• _PROBLEM DESCRIPTION_
Check each line of the material below for "inches". Report how many have it, with no other words.

--- start DATASET EXTRACT ---

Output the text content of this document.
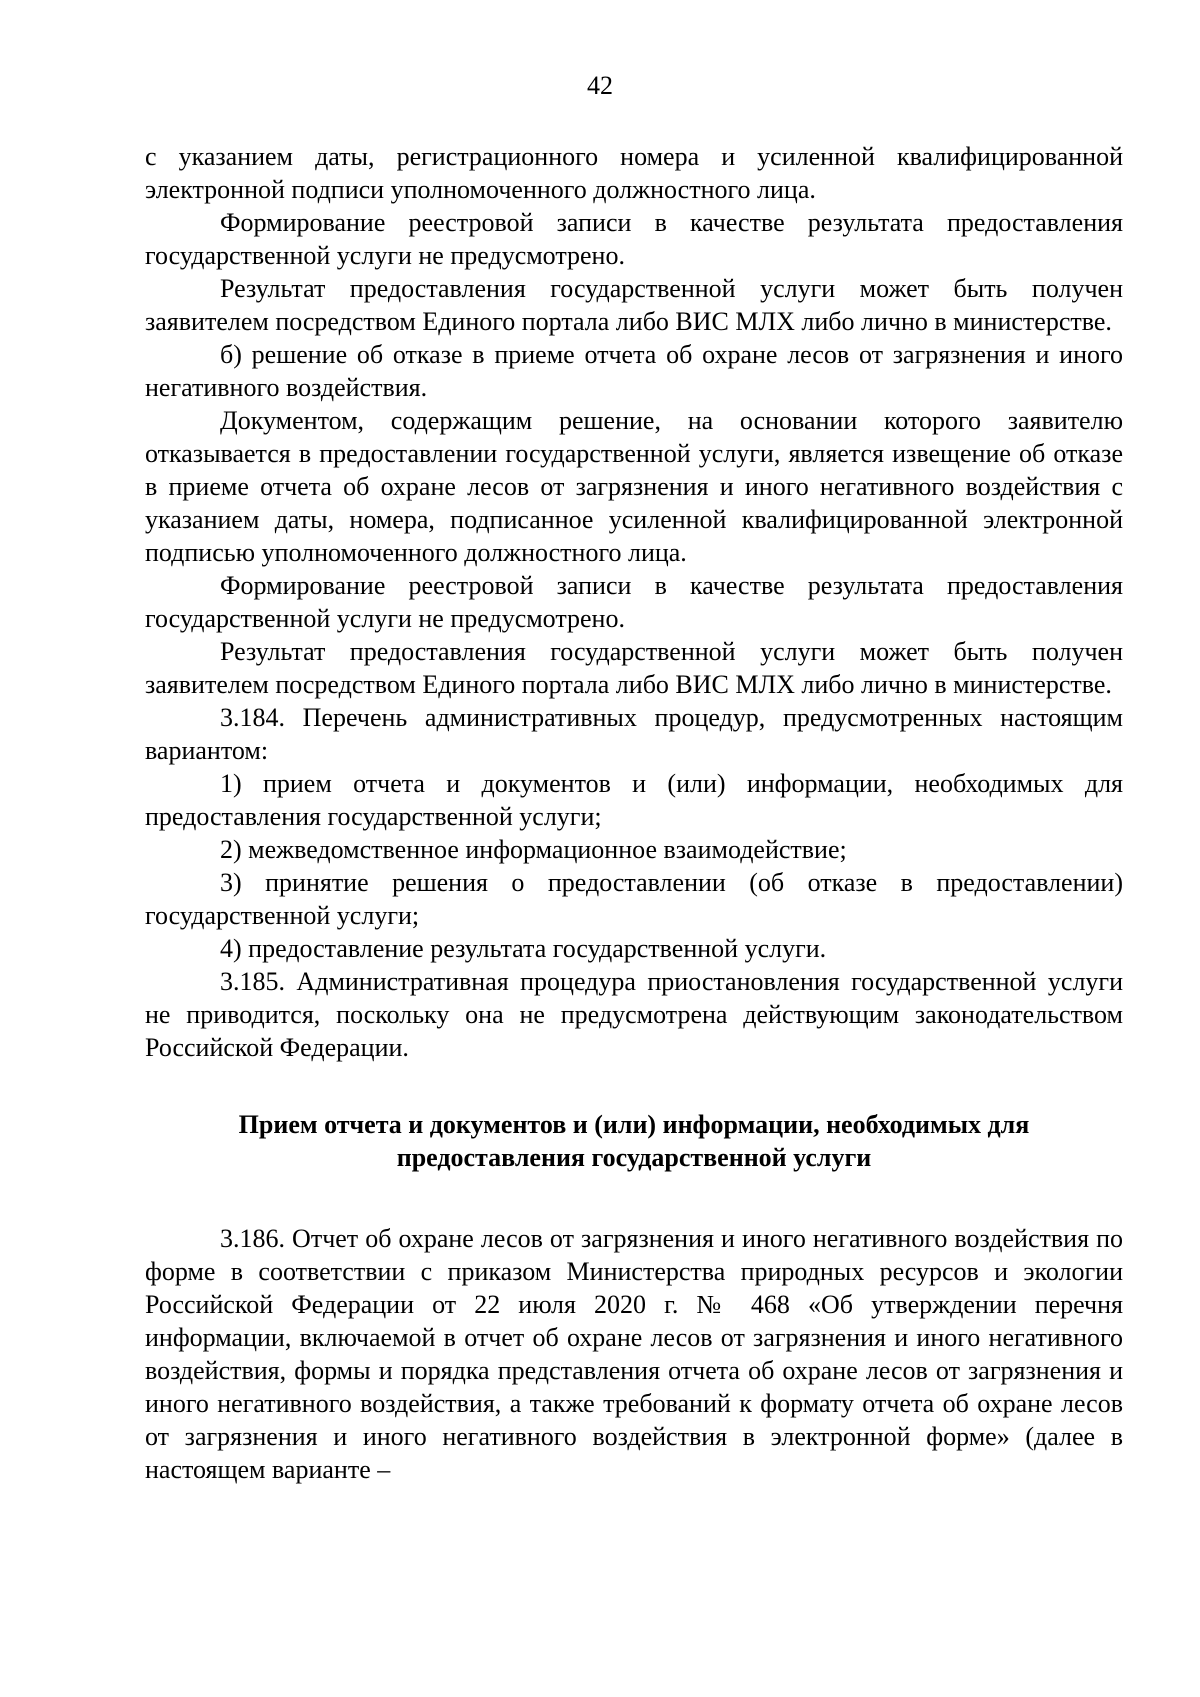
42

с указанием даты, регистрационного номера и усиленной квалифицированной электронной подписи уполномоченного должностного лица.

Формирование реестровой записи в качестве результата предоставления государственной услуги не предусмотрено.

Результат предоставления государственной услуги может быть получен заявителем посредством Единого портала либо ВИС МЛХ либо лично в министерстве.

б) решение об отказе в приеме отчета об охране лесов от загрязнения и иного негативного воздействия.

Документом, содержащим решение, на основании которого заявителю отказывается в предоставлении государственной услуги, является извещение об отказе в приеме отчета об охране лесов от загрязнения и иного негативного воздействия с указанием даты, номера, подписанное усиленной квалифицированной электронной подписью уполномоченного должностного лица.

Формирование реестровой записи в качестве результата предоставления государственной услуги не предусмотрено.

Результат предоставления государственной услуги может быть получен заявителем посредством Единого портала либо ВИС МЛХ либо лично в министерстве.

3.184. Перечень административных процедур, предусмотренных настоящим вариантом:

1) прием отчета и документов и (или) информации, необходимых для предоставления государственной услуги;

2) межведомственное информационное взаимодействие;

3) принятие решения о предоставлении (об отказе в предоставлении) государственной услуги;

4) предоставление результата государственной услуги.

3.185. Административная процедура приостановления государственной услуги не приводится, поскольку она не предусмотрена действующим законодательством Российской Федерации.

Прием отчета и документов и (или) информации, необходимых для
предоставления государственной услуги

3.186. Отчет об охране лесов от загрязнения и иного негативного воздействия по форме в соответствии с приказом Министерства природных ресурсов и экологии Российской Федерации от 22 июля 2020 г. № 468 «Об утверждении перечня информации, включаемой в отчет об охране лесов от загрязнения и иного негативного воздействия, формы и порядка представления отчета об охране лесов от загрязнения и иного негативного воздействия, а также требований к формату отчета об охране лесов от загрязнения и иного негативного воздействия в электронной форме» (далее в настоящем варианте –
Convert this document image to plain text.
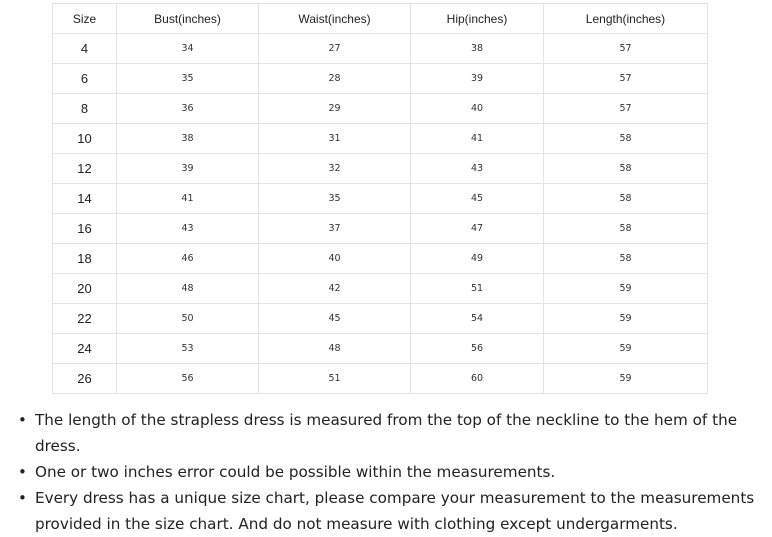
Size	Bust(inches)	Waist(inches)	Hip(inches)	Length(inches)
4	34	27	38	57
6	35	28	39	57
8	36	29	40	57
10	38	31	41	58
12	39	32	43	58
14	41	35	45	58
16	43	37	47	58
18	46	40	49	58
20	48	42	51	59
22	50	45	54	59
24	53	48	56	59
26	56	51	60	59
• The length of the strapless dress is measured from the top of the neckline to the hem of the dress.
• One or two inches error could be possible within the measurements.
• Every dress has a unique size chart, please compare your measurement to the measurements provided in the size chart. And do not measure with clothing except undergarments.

--- end DATASET EXTRACT ---

• _WRITTEN SOLUTION_
2